Of the lines below, how many hold the string "eller"? Give only the number.
+--
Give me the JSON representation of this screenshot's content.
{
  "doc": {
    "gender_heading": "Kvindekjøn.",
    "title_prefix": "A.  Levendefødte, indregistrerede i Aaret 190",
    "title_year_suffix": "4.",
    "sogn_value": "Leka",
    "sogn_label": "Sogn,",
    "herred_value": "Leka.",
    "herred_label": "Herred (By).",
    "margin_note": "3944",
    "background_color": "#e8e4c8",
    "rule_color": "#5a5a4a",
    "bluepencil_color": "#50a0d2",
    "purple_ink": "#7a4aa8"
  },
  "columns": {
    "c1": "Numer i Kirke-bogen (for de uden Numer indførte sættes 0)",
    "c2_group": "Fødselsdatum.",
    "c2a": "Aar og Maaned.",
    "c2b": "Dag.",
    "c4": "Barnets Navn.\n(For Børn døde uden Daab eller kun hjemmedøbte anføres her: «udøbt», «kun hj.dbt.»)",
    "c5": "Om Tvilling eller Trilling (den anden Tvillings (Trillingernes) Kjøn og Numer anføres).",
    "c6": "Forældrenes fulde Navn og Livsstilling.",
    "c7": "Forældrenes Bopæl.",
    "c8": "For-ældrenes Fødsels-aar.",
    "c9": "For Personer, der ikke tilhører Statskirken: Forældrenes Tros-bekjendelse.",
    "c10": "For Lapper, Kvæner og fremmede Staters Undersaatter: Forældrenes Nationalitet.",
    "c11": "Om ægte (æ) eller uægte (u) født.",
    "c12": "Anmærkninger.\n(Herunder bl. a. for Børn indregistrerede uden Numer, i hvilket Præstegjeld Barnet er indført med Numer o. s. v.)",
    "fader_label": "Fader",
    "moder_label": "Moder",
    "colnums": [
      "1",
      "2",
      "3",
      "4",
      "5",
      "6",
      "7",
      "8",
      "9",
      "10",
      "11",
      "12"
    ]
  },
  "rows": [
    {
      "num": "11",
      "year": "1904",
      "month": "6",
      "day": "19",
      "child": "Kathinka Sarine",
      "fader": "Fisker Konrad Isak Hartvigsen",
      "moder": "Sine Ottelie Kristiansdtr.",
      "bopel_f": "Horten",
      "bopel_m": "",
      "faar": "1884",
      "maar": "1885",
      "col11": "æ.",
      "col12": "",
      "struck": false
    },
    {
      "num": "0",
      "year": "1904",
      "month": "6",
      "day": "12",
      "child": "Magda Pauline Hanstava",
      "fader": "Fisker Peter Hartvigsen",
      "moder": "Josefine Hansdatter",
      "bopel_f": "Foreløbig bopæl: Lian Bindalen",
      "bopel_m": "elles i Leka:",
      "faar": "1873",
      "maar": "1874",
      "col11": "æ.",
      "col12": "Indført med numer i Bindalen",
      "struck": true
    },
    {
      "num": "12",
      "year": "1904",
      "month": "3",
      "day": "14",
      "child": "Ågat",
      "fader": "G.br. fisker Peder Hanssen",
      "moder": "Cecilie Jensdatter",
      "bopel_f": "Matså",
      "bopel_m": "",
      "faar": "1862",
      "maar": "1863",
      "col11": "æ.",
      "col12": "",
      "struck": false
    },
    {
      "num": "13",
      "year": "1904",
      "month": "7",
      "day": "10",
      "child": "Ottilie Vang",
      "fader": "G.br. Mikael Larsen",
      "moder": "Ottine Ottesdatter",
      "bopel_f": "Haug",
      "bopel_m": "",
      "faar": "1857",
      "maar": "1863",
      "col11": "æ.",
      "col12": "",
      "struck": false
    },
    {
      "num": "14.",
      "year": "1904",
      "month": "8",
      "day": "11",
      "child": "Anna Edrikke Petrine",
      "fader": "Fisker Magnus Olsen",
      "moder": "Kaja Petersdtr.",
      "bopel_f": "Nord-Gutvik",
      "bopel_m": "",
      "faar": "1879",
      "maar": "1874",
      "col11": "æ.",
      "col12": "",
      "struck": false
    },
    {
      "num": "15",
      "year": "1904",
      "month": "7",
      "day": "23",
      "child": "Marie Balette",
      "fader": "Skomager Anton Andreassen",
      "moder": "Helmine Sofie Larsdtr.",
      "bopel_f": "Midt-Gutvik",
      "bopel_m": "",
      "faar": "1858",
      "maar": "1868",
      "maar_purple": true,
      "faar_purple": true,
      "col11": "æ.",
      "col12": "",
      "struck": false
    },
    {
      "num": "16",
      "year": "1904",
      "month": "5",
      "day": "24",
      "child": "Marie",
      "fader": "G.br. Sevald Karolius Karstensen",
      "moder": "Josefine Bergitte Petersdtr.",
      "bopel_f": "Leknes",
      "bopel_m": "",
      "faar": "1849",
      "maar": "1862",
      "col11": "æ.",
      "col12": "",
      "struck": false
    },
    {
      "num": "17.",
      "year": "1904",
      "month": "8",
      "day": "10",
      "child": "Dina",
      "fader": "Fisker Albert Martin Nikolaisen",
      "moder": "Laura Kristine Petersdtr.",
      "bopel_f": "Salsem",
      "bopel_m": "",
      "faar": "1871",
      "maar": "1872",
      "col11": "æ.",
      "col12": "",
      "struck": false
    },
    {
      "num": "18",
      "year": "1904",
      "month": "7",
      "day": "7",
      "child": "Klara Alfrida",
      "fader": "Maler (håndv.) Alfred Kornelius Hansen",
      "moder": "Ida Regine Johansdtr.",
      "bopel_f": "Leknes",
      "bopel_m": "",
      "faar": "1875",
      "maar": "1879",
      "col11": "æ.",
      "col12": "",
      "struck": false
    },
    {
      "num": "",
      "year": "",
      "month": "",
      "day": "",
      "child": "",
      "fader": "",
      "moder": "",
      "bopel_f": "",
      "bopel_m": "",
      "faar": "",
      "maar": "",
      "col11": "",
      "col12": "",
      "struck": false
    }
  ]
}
+--
RESULT OF THIS EXERCISE
3